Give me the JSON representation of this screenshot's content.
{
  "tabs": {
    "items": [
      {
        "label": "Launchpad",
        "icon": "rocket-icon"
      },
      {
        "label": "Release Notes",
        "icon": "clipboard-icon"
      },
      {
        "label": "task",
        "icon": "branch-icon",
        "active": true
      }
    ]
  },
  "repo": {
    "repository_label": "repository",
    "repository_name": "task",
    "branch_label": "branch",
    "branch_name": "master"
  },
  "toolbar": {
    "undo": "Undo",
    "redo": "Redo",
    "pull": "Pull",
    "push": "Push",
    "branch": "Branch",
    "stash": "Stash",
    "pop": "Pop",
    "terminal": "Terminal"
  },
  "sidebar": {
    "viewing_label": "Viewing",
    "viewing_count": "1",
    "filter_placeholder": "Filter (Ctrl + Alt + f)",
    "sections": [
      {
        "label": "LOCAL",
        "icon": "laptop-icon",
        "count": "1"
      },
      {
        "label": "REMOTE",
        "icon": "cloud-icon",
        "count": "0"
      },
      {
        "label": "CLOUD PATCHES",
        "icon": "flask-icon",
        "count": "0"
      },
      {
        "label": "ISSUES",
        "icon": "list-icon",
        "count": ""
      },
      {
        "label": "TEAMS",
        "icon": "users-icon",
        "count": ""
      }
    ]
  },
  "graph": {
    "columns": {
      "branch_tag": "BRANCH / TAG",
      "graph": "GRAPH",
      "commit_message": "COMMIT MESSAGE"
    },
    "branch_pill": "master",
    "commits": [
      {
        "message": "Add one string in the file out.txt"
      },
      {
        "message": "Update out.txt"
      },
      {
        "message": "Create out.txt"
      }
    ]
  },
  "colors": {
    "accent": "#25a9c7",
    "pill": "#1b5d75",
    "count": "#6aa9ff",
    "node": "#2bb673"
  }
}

====

_EXERCISE_: Output all of the data again. Match it exactly.

_WRITTEN ANSWER_:
Give me the JSON representation of this screenshot's content.
{
  "tabs": {
    "items": [
      {
        "label": "Launchpad",
        "icon": "rocket-icon"
      },
      {
        "label": "Release Notes",
        "icon": "clipboard-icon"
      },
      {
        "label": "task",
        "icon": "branch-icon",
        "active": true
      }
    ]
  },
  "repo": {
    "repository_label": "repository",
    "repository_name": "task",
    "branch_label": "branch",
    "branch_name": "master"
  },
  "toolbar": {
    "undo": "Undo",
    "redo": "Redo",
    "pull": "Pull",
    "push": "Push",
    "branch": "Branch",
    "stash": "Stash",
    "pop": "Pop",
    "terminal": "Terminal"
  },
  "sidebar": {
    "viewing_label": "Viewing",
    "viewing_count": "1",
    "filter_placeholder": "Filter (Ctrl + Alt + f)",
    "sections": [
      {
        "label": "LOCAL",
        "icon": "laptop-icon",
        "count": "1"
      },
      {
        "label": "REMOTE",
        "icon": "cloud-icon",
        "count": "0"
      },
      {
        "label": "CLOUD PATCHES",
        "icon": "flask-icon",
        "count": "0"
      },
      {
        "label": "ISSUES",
        "icon": "list-icon",
        "count": ""
      },
      {
        "label": "TEAMS",
        "icon": "users-icon",
        "count": ""
      }
    ]
  },
  "graph": {
    "columns": {
      "branch_tag": "BRANCH / TAG",
      "graph": "GRAPH",
      "commit_message": "COMMIT MESSAGE"
    },
    "branch_pill": "master",
    "commits": [
      {
        "message": "Add one string in the file out.txt"
      },
      {
        "message": "Update out.txt"
      },
      {
        "message": "Create out.txt"
      }
    ]
  },
  "colors": {
    "accent": "#25a9c7",
    "pill": "#1b5d75",
    "count": "#6aa9ff",
    "node": "#2bb673"
  }
}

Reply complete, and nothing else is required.